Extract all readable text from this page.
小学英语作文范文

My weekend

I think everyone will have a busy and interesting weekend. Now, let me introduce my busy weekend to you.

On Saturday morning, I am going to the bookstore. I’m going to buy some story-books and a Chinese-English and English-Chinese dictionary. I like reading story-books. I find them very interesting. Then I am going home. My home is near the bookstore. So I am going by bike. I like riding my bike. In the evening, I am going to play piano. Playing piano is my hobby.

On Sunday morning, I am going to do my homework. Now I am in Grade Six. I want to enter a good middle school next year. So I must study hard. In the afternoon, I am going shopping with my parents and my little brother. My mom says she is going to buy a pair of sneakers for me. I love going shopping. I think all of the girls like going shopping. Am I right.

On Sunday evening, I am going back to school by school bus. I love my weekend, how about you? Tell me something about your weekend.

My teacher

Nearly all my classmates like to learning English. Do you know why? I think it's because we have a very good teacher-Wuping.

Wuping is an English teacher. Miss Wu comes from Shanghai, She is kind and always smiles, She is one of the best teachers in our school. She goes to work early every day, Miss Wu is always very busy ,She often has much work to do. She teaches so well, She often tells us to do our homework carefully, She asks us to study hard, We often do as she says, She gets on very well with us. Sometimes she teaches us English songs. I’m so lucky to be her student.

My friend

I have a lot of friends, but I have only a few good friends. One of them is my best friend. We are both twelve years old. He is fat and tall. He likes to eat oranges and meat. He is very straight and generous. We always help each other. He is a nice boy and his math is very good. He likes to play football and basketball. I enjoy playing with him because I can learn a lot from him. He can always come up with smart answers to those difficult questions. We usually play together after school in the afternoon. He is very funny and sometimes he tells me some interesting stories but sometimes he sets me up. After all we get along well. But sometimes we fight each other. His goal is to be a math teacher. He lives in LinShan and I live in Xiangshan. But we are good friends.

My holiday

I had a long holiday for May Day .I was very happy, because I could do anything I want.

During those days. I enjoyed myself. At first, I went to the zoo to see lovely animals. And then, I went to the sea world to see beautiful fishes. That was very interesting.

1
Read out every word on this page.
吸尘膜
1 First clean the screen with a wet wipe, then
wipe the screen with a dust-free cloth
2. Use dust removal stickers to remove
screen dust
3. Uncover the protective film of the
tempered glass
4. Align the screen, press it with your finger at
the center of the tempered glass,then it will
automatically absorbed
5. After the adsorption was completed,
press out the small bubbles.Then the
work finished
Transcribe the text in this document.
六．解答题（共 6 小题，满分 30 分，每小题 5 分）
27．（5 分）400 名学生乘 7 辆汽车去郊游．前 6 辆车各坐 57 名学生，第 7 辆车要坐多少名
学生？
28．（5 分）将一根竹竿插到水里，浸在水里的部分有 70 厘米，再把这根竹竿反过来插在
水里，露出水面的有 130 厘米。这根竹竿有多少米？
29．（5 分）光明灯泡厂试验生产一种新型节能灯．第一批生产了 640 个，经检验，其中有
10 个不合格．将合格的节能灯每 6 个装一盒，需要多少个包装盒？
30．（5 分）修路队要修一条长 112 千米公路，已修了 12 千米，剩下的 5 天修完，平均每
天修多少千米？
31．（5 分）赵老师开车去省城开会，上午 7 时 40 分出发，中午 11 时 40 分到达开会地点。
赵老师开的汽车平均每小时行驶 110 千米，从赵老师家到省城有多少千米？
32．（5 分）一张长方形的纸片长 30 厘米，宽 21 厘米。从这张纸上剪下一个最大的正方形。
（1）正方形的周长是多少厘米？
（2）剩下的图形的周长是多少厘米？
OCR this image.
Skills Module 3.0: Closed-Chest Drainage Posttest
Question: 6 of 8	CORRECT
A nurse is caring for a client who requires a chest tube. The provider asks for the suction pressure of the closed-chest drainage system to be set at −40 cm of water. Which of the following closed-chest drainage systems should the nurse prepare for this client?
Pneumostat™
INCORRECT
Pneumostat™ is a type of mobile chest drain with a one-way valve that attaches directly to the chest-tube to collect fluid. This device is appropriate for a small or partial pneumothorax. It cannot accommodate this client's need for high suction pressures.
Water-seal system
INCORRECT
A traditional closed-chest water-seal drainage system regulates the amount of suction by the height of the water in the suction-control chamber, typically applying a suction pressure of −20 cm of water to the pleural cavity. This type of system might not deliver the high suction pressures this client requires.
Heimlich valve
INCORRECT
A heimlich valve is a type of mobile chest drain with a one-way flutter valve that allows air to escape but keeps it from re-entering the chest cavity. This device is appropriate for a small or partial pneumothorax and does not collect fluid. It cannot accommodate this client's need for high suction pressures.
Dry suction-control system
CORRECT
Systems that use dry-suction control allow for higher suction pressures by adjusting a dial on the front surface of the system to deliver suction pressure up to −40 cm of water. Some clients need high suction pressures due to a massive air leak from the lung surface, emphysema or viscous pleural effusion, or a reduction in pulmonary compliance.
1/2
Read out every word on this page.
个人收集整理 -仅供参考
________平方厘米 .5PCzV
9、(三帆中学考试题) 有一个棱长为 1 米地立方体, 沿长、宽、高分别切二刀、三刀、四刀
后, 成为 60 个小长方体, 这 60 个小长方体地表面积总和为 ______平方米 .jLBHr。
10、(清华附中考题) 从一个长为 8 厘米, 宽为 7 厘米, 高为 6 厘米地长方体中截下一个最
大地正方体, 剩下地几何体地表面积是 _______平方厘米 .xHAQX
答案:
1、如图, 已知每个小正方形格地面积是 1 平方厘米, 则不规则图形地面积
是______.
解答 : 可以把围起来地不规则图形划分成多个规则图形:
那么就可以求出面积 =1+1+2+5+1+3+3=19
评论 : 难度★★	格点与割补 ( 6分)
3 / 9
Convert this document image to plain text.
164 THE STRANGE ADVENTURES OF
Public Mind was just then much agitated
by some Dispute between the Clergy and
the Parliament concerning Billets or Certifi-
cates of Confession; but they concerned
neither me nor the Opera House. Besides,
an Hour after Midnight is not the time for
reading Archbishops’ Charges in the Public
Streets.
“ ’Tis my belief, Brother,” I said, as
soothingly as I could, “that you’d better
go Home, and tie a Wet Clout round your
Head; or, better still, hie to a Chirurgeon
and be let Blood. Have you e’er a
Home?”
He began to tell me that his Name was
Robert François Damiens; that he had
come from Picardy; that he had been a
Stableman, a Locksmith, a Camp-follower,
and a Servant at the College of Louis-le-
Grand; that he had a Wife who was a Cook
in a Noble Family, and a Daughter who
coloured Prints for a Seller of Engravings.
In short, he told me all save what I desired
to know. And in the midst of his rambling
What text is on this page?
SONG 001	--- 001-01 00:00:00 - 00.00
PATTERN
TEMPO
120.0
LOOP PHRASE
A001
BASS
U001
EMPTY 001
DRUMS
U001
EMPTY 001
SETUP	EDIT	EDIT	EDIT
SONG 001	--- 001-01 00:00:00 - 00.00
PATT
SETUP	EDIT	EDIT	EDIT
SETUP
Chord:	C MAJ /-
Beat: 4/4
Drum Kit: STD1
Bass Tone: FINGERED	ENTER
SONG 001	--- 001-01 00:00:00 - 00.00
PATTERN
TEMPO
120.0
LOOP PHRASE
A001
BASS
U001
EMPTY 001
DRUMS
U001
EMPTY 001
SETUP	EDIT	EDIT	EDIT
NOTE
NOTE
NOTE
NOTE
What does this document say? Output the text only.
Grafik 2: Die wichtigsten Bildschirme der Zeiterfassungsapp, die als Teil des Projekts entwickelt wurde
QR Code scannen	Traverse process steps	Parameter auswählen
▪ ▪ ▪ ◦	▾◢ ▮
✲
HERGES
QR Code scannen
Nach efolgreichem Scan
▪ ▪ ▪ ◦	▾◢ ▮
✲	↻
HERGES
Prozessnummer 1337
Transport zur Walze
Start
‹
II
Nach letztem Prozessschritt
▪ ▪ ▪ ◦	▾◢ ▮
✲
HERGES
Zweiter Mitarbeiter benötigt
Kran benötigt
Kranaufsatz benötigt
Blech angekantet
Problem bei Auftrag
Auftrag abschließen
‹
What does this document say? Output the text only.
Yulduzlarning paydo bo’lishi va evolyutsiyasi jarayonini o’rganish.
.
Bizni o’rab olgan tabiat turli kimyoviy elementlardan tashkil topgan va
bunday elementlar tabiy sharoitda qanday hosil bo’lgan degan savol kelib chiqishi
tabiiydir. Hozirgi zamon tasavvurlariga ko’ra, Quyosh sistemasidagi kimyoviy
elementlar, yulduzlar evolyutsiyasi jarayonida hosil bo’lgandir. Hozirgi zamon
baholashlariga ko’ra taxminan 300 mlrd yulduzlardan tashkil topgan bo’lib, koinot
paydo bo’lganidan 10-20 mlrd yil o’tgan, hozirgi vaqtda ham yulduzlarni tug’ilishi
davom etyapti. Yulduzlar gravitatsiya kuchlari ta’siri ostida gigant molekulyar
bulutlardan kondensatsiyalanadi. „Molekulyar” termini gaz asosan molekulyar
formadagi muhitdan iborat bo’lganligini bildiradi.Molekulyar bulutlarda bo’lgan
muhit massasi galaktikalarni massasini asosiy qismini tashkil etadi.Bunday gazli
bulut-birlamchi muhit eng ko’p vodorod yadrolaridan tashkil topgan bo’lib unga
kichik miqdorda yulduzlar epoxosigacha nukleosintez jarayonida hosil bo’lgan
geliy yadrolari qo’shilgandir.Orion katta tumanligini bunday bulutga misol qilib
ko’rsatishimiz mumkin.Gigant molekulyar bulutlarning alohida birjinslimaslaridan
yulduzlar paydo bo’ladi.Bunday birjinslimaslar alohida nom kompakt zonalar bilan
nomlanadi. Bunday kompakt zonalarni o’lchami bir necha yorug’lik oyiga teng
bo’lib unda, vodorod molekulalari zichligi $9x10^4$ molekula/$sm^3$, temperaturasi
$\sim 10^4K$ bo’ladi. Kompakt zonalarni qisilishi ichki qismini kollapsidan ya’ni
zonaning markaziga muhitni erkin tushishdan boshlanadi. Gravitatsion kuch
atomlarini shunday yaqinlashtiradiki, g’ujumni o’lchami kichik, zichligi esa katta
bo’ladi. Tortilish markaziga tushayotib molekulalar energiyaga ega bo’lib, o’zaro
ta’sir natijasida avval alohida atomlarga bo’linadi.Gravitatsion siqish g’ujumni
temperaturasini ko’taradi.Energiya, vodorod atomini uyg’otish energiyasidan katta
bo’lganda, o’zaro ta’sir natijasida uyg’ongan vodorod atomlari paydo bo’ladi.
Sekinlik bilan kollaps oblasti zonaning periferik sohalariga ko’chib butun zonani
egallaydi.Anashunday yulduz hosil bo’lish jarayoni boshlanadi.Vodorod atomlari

▬▬▬

[Aim of the task] Every line in the data that holds "hard" should be copied out.

[Result for this task]
On Sunday morning, I am going to do my homework. Now I am in Grade Six. I want to enter a good middle school next year. So I must study hard. In the afternoon, I am going shopping with my parents and my little brother. My mom says she is going to buy a pair of sneakers for me. I love going shopping. I think all of the girls like going shopping. Am I right.
Wuping is an English teacher. Miss Wu comes from Shanghai, She is kind and always smiles, She is one of the best teachers in our school. She goes to work early every day, Miss Wu is always very busy ,She often has much work to do. She teaches so well, She often tells us to do our homework carefully, She asks us to study hard, We often do as she says, She gets on very well with us. Sometimes she teaches us English songs. I’m so lucky to be her student.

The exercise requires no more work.